▶ Goal: Exactly as written, print each record in the listing.

▶ Data to process:
[BEGIN]
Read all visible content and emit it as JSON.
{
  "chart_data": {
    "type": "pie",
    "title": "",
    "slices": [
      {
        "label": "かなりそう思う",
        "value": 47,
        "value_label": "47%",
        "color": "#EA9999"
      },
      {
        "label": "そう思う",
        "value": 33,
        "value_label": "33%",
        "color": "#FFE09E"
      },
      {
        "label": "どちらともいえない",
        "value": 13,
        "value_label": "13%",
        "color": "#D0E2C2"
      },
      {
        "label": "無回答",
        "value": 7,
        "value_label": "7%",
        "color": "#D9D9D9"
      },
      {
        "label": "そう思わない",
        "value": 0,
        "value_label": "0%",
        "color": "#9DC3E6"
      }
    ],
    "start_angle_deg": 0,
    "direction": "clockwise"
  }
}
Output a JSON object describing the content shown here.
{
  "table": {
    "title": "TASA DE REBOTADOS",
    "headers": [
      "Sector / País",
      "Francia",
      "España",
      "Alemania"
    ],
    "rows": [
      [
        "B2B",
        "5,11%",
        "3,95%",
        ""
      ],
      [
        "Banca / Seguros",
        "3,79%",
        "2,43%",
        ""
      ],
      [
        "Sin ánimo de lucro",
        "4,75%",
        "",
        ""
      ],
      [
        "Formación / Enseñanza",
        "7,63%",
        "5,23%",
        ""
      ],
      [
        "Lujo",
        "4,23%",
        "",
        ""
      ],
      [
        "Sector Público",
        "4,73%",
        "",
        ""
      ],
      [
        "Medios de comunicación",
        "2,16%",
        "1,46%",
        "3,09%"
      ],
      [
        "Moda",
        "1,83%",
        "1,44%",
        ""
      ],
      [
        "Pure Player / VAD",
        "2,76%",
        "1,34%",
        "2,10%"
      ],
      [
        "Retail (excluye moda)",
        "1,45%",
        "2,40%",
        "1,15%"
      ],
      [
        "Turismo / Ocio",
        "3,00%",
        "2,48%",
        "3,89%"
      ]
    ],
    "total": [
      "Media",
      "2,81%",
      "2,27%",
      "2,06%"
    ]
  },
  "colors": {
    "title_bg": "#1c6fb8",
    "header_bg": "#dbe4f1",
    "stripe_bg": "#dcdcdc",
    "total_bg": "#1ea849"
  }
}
[END]
▶ The solution:
Read all visible content and emit it as JSON.
{
  "chart_data": {
    "type": "pie",
    "title": "",
    "slices": [
      {
        "label": "かなりそう思う",
        "value": 47,
        "value_label": "47%",
        "color": "#EA9999"
      },
      {
        "label": "そう思う",
        "value": 33,
        "value_label": "33%",
        "color": "#FFE09E"
      },
      {
        "label": "どちらともいえない",
        "value": 13,
        "value_label": "13%",
        "color": "#D0E2C2"
      },
      {
        "label": "無回答",
        "value": 7,
        "value_label": "7%",
        "color": "#D9D9D9"
      },
      {
        "label": "そう思わない",
        "value": 0,
        "value_label": "0%",
        "color": "#9DC3E6"
      }
    ],
    "start_angle_deg": 0,
    "direction": "clockwise"
  }
}
Output a JSON object describing the content shown here.
{
  "table": {
    "title": "TASA DE REBOTADOS",
    "headers": [
      "Sector / País",
      "Francia",
      "España",
      "Alemania"
    ],
    "rows": [
      [
        "B2B",
        "5,11%",
        "3,95%",
        ""
      ],
      [
        "Banca / Seguros",
        "3,79%",
        "2,43%",
        ""
      ],
      [
        "Sin ánimo de lucro",
        "4,75%",
        "",
        ""
      ],
      [
        "Formación / Enseñanza",
        "7,63%",
        "5,23%",
        ""
      ],
      [
        "Lujo",
        "4,23%",
        "",
        ""
      ],
      [
        "Sector Público",
        "4,73%",
        "",
        ""
      ],
      [
        "Medios de comunicación",
        "2,16%",
        "1,46%",
        "3,09%"
      ],
      [
        "Moda",
        "1,83%",
        "1,44%",
        ""
      ],
      [
        "Pure Player / VAD",
        "2,76%",
        "1,34%",
        "2,10%"
      ],
      [
        "Retail (excluye moda)",
        "1,45%",
        "2,40%",
        "1,15%"
      ],
      [
        "Turismo / Ocio",
        "3,00%",
        "2,48%",
        "3,89%"
      ]
    ],
    "total": [
      "Media",
      "2,81%",
      "2,27%",
      "2,06%"
    ]
  },
  "colors": {
    "title_bg": "#1c6fb8",
    "header_bg": "#dbe4f1",
    "stripe_bg": "#dcdcdc",
    "total_bg": "#1ea849"
  }
}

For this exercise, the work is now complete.